__Task description__: Identify the lines bearing the string "modeller" and gather them.
::: Extracted entries
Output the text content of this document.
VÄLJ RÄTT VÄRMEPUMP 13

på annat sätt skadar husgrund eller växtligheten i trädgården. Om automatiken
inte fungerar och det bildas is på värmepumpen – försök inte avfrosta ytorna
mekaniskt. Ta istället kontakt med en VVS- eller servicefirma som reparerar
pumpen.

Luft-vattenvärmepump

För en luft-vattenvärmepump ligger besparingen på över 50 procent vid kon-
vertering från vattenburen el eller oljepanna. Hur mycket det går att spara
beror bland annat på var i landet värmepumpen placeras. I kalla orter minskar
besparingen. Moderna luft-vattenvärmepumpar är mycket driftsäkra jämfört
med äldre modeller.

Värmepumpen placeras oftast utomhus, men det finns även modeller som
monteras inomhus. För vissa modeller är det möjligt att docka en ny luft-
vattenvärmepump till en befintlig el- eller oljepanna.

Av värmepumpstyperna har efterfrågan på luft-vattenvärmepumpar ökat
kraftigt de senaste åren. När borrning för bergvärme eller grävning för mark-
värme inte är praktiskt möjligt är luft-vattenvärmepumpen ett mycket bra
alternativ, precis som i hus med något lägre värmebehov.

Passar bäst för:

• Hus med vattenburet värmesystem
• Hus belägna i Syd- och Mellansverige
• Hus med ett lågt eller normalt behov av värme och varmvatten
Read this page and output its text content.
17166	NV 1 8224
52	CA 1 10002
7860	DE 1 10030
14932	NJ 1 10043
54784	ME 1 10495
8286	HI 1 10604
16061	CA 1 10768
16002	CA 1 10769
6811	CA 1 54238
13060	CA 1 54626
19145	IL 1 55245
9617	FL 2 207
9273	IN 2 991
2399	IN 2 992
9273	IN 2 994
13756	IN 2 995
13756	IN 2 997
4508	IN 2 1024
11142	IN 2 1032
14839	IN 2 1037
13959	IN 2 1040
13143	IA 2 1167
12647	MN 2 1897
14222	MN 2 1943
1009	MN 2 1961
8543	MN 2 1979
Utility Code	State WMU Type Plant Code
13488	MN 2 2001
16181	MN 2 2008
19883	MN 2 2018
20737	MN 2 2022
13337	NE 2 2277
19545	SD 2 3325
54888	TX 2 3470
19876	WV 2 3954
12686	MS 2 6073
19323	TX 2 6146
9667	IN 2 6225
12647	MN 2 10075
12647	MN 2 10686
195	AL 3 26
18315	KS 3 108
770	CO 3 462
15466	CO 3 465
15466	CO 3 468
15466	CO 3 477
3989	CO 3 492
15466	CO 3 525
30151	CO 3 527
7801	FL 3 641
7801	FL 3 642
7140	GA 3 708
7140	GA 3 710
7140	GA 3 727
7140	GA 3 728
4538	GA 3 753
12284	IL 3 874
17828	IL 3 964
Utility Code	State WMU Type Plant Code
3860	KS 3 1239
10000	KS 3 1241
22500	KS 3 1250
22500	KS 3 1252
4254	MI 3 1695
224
::::::
__Task output__:
med äldre modeller.
Värmepumpen placeras oftast utomhus, men det finns även modeller som
monteras inomhus. För vissa modeller är det möjligt att docka en ny luft-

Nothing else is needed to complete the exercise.